:: Given passage ::

Lebanon’s government postponed its meeting on Wednesday after a heated session the day before, raising concerns of yet another crisis to compound the country's economic and financial woes.
Ministers affiliated with the Iran-backed Hezbollah and its Shiite ally, Speaker Nabih Berri, have since asked the Lebanese Cabinet to intervene to block the judge leading the investigation into the Beirut blast from prosecuting senior officials.
Judge Tarek Bitar has been the target of staunch criticism by Hezbollah and its allies who accuse him of politicising the probe after he issued arrest warrants for two of five senior politicians charged with criminal negligence in the case.
“After consultations between President Michel Aoun, and Prime Minister Najib Mikati, the cabinet session that was scheduled for this afternoon was postponed,” a statement released by the president’s office said.
The meeting’s postponement will allow time for Justice Minister Henry Khoury to suggest a legal resolution to disagreements among members of the Cabinet, a source close to the president told The National.
Until then, another meeting is unlikely to be scheduled, the source said.
Mr Bitar on Tuesday issued his second arrest warrant for a senior politician in connection with the blast leading to a heated debate during the Cabinet session later in the day.
Hours earlier, Mr Bitar had ordered the arrest of ex-finance minister Ali Hassan Khalil, a member of Mr Berri’s parliamentary bloc. A similar warrant had been issued for ex-public works minister Youssef Fenianos, a member of the Hezbollah-allied Marada Movement.
Both officials, along with ex-agriculture minister Ghazi Zeaiter, also a member of Mr Berri’s bloc, and former interior minister Nouhad Mashnouq, snubbed Mr Bitar’s summons, arguing that he had no authority to prosecute them in line with the constitution. The indicted politicians instead insist on being tried before a special body comprising senior judges and parliamentarians.

:::

From the article on the Beirut blast investigation, list every former minister it names, along with the ministry each one held.

:: Material supplied ::

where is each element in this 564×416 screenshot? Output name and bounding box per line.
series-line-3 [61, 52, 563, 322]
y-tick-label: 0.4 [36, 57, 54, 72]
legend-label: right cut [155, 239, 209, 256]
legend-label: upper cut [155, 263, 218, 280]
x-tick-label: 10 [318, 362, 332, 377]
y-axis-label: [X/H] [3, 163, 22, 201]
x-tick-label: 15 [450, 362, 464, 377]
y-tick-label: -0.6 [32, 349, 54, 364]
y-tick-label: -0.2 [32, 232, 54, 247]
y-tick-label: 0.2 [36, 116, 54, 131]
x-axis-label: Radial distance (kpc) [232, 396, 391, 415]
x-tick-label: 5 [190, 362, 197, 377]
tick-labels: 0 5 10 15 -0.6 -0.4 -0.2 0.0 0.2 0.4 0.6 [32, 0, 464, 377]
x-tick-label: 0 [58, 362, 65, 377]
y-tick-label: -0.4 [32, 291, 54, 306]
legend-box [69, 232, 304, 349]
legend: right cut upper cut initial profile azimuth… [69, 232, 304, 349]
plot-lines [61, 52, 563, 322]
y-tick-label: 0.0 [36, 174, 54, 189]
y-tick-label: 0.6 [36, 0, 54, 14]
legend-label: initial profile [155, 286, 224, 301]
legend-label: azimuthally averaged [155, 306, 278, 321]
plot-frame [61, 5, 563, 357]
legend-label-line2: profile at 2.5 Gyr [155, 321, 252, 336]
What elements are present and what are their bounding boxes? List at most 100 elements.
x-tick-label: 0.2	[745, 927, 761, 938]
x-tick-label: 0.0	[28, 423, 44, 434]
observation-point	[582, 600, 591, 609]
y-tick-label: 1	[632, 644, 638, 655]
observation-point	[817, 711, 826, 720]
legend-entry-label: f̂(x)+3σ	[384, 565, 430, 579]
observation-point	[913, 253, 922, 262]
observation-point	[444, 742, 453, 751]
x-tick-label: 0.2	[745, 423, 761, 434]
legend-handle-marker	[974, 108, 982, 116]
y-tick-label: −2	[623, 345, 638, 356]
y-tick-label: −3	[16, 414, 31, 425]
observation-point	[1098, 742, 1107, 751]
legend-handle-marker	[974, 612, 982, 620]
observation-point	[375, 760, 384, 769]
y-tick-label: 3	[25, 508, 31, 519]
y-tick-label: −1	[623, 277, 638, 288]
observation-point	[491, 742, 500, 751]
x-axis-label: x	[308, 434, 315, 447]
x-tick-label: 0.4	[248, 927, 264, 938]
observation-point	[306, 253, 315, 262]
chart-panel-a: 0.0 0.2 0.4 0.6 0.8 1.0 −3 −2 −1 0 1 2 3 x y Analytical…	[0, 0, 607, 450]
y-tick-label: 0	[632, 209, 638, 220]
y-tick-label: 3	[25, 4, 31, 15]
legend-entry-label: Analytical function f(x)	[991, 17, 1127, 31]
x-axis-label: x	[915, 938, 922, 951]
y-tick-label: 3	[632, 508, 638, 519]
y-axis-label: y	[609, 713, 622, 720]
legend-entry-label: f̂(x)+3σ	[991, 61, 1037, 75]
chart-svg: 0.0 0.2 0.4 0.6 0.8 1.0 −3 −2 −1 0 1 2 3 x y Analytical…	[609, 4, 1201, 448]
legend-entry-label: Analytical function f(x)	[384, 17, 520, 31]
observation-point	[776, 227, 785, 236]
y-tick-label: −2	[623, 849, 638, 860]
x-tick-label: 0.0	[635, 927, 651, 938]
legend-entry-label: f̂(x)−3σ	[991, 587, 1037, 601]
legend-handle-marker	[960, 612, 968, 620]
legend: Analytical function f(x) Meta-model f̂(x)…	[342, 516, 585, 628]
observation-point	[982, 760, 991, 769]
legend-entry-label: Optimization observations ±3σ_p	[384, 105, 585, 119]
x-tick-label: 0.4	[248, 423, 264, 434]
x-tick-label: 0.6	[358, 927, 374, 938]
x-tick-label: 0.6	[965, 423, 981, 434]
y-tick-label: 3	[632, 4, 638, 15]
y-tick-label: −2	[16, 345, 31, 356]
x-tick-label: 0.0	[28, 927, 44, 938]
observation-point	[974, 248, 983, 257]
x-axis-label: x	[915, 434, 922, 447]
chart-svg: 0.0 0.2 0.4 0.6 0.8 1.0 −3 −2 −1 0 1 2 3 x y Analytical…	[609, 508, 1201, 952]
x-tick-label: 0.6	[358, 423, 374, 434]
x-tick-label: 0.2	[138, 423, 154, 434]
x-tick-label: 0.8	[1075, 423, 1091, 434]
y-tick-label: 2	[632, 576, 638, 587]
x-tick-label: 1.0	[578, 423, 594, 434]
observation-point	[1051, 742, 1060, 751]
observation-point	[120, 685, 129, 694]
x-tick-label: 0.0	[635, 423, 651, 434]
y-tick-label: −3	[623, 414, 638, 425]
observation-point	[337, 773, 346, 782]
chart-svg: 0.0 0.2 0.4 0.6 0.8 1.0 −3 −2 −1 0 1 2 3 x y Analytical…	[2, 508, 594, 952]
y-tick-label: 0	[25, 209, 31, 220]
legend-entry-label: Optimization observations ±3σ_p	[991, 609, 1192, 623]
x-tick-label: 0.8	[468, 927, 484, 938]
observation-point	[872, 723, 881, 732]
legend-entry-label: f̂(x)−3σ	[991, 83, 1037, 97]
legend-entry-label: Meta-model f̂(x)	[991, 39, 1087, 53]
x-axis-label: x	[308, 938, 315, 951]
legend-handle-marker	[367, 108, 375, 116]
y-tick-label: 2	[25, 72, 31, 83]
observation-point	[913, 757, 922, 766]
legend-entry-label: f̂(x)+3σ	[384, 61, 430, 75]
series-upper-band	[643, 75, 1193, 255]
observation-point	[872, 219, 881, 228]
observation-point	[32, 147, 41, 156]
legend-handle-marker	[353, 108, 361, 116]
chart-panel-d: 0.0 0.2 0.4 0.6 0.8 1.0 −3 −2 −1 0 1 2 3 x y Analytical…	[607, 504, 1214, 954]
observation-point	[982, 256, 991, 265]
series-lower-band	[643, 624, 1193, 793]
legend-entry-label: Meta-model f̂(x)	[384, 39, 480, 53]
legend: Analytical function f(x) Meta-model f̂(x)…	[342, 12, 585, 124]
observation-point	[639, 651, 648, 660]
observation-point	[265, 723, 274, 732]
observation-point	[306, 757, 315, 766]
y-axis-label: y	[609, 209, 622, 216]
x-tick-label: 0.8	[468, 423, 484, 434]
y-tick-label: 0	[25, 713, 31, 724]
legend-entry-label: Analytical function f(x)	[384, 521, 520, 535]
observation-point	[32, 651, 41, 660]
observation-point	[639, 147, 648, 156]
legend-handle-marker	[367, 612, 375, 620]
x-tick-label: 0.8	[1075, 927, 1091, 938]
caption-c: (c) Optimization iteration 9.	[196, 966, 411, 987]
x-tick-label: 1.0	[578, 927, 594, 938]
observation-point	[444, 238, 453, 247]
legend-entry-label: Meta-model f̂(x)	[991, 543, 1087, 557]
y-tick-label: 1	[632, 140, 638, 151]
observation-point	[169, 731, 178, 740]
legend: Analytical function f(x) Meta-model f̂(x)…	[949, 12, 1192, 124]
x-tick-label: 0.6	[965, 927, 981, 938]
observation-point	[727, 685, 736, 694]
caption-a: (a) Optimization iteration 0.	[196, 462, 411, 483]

:::

__Answer below__
Ali Hassan Khalil: finance
Youssef Fenianos: public works
Ghazi Zeaiter: agriculture
Nouhad Mashnouq: interior